## Problem
Write each record again exactly as it stands.

══════

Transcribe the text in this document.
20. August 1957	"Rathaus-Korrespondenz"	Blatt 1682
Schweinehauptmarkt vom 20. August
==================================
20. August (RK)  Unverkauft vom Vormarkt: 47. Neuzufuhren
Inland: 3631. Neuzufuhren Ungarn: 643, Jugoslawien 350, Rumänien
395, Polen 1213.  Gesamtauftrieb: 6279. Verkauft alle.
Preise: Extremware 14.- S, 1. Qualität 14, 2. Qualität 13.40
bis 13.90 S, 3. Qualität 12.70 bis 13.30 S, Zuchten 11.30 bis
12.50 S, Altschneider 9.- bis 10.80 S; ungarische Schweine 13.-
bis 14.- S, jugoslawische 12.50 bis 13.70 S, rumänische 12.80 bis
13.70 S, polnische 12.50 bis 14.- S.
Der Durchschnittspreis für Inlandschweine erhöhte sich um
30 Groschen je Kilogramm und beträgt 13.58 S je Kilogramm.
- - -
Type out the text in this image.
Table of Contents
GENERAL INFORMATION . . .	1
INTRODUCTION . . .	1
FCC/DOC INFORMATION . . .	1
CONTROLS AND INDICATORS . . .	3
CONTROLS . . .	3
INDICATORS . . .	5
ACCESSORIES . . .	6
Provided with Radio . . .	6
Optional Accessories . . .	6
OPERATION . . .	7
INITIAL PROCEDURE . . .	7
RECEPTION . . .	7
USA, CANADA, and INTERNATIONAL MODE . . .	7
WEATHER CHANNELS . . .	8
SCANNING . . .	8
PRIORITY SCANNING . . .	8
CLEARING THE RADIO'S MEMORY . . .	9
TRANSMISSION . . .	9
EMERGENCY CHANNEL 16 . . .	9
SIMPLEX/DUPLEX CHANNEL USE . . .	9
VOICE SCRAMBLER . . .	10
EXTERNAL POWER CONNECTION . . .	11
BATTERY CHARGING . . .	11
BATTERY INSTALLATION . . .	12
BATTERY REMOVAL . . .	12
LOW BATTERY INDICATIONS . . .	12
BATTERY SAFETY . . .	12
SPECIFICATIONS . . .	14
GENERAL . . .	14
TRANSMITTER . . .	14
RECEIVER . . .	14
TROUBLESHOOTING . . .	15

══════

## Task response
Transcribe the text in this document.
20. August 1957	"Rathaus-Korrespondenz"	Blatt 1682
Schweinehauptmarkt vom 20. August
==================================
20. August (RK)  Unverkauft vom Vormarkt: 47. Neuzufuhren
Inland: 3631. Neuzufuhren Ungarn: 643, Jugoslawien 350, Rumänien
395, Polen 1213.  Gesamtauftrieb: 6279. Verkauft alle.
Preise: Extremware 14.- S, 1. Qualität 14, 2. Qualität 13.40
bis 13.90 S, 3. Qualität 12.70 bis 13.30 S, Zuchten 11.30 bis
12.50 S, Altschneider 9.- bis 10.80 S; ungarische Schweine 13.-
bis 14.- S, jugoslawische 12.50 bis 13.70 S, rumänische 12.80 bis
13.70 S, polnische 12.50 bis 14.- S.
Der Durchschnittspreis für Inlandschweine erhöhte sich um
30 Groschen je Kilogramm und beträgt 13.58 S je Kilogramm.
- - -
Type out the text in this image.
Table of Contents
GENERAL INFORMATION . . .	1
INTRODUCTION . . .	1
FCC/DOC INFORMATION . . .	1
CONTROLS AND INDICATORS . . .	3
CONTROLS . . .	3
INDICATORS . . .	5
ACCESSORIES . . .	6
Provided with Radio . . .	6
Optional Accessories . . .	6
OPERATION . . .	7
INITIAL PROCEDURE . . .	7
RECEPTION . . .	7
USA, CANADA, and INTERNATIONAL MODE . . .	7
WEATHER CHANNELS . . .	8
SCANNING . . .	8
PRIORITY SCANNING . . .	8
CLEARING THE RADIO'S MEMORY . . .	9
TRANSMISSION . . .	9
EMERGENCY CHANNEL 16 . . .	9
SIMPLEX/DUPLEX CHANNEL USE . . .	9
VOICE SCRAMBLER . . .	10
EXTERNAL POWER CONNECTION . . .	11
BATTERY CHARGING . . .	11
BATTERY INSTALLATION . . .	12
BATTERY REMOVAL . . .	12
LOW BATTERY INDICATIONS . . .	12
BATTERY SAFETY . . .	12
SPECIFICATIONS . . .	14
GENERAL . . .	14
TRANSMITTER . . .	14
RECEIVER . . .	14
TROUBLESHOOTING . . .	15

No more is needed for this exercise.